## Begin MATERIAL TO PROCESS
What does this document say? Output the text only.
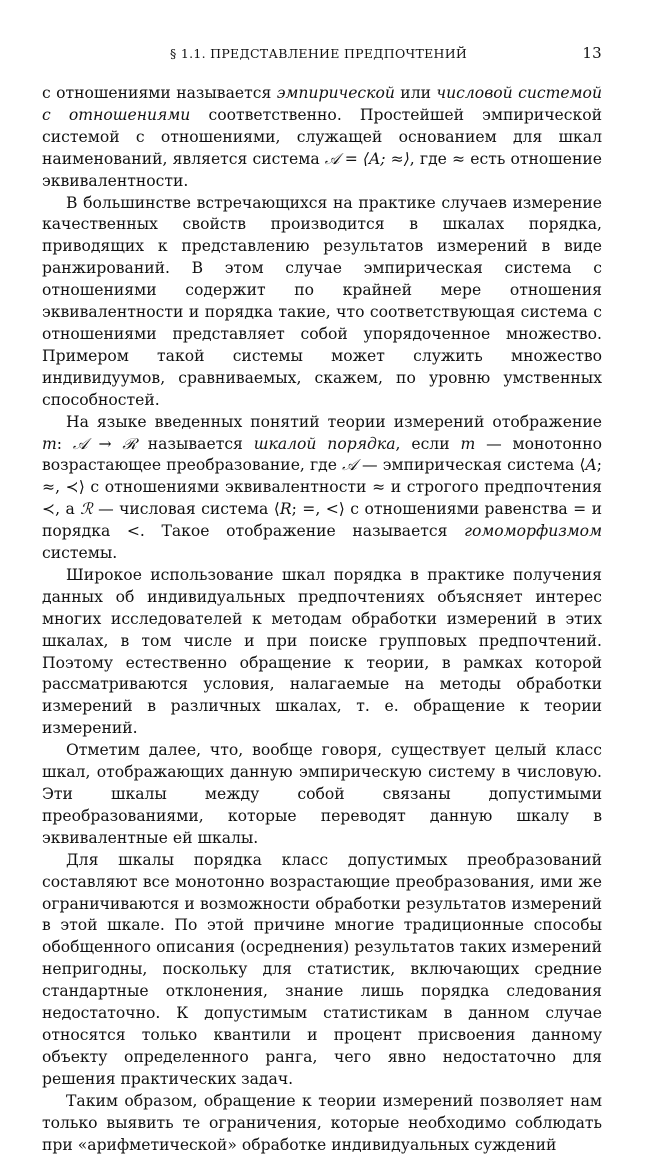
§ 1.1. ПРЕДСТАВЛЕНИЕ ПРЕДПОЧТЕНИЙ	13

с отношениями называется эмпирической или числовой системой с отношениями соответственно. Простейшей эмпирической системой с отношениями, служащей основанием для шкал наименований, является система 𝒜 = ⟨A; ≈⟩, где ≈ есть отношение эквивалентности.

В большинстве встречающихся на практике случаев измерение качественных свойств производится в шкалах порядка, приводящих к представлению результатов измерений в виде ранжирований. В этом случае эмпирическая система с отношениями содержит по крайней мере отношения эквивалентности и порядка такие, что соответствующая система с отношениями представляет собой упорядоченное множество. Примером такой системы может служить множество индивидуумов, сравниваемых, скажем, по уровню умственных способностей.

На языке введенных понятий теории измерений отображение m: 𝒜 → ℛ называется шкалой порядка, если m — монотонно возрастающее преобразование, где 𝒜 — эмпирическая система ⟨A; ≈, ≺⟩ с отношениями эквивалентности ≈ и строгого предпочтения ≺, а ℛ — числовая система ⟨R; =, <⟩ с отношениями равенства = и порядка <. Такое отображение называется гомоморфизмом системы.

Широкое использование шкал порядка в практике получения данных об индивидуальных предпочтениях объясняет интерес многих исследователей к методам обработки измерений в этих шкалах, в том числе и при поиске групповых предпочтений. Поэтому естественно обращение к теории, в рамках которой рассматриваются условия, налагаемые на методы обработки измерений в различных шкалах, т. е. обращение к теории измерений.

Отметим далее, что, вообще говоря, существует целый класс шкал, отображающих данную эмпирическую систему в числовую. Эти шкалы между собой связаны допустимыми преобразованиями, которые переводят данную шкалу в эквивалентные ей шкалы.

Для шкалы порядка класс допустимых преобразований составляют все монотонно возрастающие преобразования, ими же ограничиваются и возможности обработки результатов измерений в этой шкале. По этой причине многие традиционные способы обобщенного описания (осреднения) результатов таких измерений непригодны, поскольку для статистик, включающих средние стандартные отклонения, знание лишь порядка следования недостаточно. К допустимым статистикам в данном случае относятся только квантили и процент присвоения данному объекту определенного ранга, чего явно недостаточно для решения практических задач.

Таким образом, обращение к теории измерений позволяет нам только выявить те ограничения, которые необходимо соблюдать при «арифметической» обработке индивидуальных суждений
## End MATERIAL TO PROCESS
■ **WHAT IS ASKED**
Go through the entries above and count the lines containing the word "которые"; give only that count.

■ **OUTPUT OF THE TASK**
2